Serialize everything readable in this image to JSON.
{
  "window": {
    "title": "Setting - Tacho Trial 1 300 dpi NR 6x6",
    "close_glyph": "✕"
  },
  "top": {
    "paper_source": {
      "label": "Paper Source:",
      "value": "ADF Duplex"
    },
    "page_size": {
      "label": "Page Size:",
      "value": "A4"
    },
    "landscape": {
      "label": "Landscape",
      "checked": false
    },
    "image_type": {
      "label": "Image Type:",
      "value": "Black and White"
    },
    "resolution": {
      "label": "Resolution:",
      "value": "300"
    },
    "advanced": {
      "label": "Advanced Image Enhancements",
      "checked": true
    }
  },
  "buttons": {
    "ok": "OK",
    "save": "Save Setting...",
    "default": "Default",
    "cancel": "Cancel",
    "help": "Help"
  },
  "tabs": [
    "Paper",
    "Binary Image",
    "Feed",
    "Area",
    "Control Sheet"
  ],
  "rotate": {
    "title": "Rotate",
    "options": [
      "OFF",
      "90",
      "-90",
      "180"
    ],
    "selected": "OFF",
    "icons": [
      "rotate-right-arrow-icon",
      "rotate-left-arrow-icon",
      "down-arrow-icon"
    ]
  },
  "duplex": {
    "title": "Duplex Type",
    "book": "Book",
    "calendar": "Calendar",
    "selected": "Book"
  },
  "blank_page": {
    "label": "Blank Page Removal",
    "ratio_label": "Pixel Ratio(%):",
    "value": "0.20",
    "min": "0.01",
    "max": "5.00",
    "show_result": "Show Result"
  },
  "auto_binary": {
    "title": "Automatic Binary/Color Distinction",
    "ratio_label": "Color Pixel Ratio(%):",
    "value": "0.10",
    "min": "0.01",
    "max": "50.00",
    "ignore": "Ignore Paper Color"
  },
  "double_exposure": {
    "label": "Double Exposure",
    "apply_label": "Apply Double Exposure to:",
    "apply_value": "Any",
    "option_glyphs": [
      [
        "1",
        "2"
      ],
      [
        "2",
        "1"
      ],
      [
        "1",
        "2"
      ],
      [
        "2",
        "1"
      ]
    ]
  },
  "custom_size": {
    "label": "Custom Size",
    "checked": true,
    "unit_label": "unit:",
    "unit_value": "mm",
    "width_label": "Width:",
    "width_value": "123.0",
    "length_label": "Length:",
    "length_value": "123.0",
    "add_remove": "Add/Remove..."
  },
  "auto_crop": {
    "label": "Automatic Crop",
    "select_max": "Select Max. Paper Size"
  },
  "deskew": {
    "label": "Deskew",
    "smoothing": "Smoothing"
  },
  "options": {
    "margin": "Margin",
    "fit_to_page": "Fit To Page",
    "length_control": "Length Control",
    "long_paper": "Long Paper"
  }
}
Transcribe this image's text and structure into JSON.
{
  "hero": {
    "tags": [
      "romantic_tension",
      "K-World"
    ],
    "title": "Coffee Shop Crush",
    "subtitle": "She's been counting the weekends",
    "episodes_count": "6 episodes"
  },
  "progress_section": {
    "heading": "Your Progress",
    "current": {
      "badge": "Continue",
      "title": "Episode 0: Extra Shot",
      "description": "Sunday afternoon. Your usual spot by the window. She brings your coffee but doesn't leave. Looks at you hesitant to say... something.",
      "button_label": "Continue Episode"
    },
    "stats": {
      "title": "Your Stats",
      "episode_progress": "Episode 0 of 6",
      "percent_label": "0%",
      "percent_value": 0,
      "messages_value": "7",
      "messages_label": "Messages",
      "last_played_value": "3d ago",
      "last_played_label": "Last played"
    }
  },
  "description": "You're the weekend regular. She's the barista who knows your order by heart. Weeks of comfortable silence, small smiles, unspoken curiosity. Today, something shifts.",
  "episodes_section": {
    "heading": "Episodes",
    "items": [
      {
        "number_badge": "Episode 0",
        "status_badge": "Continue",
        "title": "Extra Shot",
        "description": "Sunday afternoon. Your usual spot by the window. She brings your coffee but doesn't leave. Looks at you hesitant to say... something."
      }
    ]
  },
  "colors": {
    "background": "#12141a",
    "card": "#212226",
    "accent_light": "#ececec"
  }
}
*-*-*
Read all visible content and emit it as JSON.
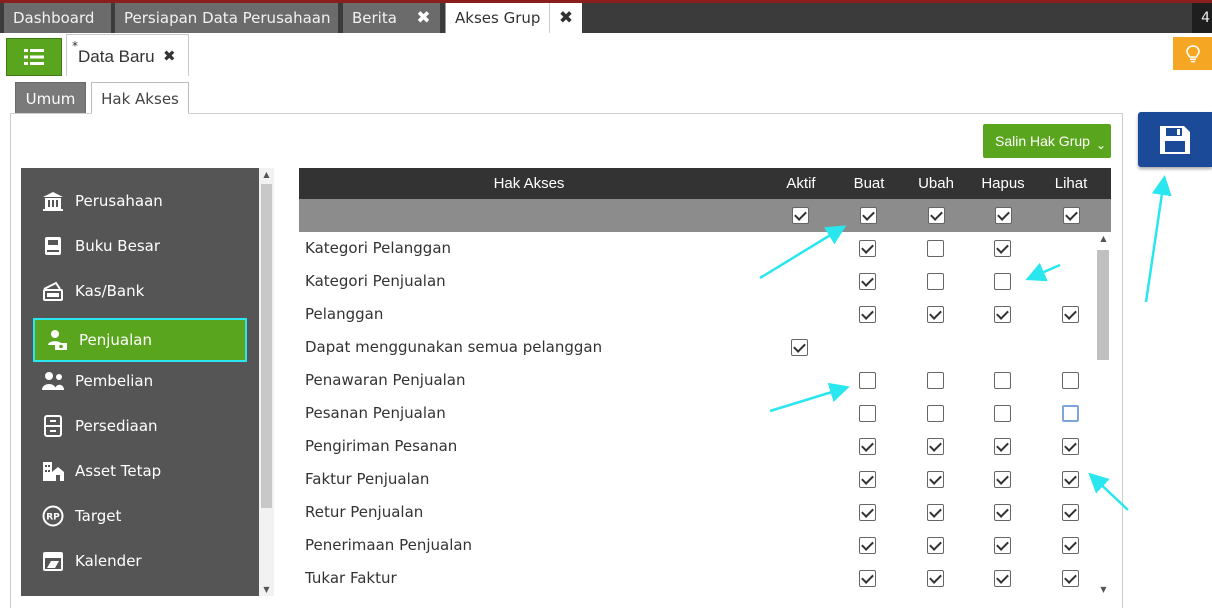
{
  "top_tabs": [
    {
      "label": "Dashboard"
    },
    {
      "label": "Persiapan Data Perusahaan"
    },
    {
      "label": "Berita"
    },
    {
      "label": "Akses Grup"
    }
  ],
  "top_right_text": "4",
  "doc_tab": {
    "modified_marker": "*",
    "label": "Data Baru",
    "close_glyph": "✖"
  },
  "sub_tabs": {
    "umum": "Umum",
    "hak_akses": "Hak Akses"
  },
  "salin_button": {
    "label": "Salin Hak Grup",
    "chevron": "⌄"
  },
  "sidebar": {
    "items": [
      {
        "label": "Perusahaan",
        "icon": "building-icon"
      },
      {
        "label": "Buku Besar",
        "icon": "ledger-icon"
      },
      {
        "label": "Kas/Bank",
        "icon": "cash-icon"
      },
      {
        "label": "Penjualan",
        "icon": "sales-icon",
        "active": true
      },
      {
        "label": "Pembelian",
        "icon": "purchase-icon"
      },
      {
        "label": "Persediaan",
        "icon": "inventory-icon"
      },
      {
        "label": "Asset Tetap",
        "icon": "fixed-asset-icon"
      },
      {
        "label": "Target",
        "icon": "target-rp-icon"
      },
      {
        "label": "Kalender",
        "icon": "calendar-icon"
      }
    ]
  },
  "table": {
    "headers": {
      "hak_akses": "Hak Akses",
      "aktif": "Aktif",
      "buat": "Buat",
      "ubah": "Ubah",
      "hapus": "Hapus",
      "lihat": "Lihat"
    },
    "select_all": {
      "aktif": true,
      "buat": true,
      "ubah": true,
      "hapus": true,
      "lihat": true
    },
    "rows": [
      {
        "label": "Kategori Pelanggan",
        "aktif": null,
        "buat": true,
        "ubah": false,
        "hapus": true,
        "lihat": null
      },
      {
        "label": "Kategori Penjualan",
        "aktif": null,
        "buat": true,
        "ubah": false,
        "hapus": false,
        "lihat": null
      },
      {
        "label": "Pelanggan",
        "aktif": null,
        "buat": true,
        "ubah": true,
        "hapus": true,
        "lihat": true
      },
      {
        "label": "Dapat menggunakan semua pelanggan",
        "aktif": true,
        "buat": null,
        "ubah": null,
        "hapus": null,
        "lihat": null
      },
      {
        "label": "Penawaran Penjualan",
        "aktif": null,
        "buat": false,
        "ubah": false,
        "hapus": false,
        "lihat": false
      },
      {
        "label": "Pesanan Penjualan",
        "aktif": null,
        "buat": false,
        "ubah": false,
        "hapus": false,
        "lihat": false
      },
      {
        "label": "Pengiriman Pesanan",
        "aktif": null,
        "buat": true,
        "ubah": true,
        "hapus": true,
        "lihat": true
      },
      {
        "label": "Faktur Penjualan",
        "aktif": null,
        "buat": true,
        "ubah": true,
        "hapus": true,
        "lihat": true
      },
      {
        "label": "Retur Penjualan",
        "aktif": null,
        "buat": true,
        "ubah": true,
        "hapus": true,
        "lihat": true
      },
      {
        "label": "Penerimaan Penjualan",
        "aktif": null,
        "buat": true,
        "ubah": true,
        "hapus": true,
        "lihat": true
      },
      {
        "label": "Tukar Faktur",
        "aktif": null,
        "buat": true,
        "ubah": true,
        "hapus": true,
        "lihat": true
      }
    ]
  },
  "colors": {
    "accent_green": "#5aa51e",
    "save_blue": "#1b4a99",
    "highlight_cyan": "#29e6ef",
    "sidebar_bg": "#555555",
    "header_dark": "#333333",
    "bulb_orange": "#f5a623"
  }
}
*-*-*
Stated task: Find how many lines of the entries contain "Continue". Respond with the number only.

Response: 3